What is asked -
Copy each line in the data that includes the word "title".

Supplied data -
┏━━

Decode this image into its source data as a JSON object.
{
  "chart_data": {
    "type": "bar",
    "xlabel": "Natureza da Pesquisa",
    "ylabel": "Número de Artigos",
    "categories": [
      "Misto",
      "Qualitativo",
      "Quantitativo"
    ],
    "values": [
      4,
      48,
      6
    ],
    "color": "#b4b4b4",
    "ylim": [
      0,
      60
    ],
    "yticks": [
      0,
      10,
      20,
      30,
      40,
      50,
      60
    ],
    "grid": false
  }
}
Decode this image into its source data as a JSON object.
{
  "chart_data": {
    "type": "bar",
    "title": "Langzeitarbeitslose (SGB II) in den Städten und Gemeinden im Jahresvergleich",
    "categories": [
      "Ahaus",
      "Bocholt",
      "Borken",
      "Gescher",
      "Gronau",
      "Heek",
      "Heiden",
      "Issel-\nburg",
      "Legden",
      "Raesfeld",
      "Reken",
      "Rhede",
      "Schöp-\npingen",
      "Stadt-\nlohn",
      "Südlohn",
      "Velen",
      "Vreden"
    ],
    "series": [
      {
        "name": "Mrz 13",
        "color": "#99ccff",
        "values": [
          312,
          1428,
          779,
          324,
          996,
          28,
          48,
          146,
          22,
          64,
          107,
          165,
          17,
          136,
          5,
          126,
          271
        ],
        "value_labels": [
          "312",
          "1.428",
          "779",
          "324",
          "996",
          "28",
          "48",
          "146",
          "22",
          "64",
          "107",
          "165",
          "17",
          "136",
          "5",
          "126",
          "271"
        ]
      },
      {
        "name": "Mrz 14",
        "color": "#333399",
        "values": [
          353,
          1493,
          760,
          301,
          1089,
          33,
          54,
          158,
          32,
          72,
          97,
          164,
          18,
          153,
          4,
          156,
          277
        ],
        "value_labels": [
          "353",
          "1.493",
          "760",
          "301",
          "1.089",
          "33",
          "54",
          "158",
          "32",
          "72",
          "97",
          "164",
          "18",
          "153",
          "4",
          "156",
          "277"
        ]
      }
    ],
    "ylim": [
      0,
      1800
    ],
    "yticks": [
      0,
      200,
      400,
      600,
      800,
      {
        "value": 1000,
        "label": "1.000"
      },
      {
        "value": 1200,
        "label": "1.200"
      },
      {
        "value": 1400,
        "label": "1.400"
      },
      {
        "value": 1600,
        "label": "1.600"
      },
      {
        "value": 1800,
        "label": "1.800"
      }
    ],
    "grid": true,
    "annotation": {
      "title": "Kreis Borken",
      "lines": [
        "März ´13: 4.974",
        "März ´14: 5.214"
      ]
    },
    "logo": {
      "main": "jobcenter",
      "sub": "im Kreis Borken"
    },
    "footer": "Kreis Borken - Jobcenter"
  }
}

┗━━

Response to this exercise -
    "title": "Langzeitarbeitslose (SGB II) in den Städten und Gemeinden im Jahresvergleich",
      "title": "Kreis Borken",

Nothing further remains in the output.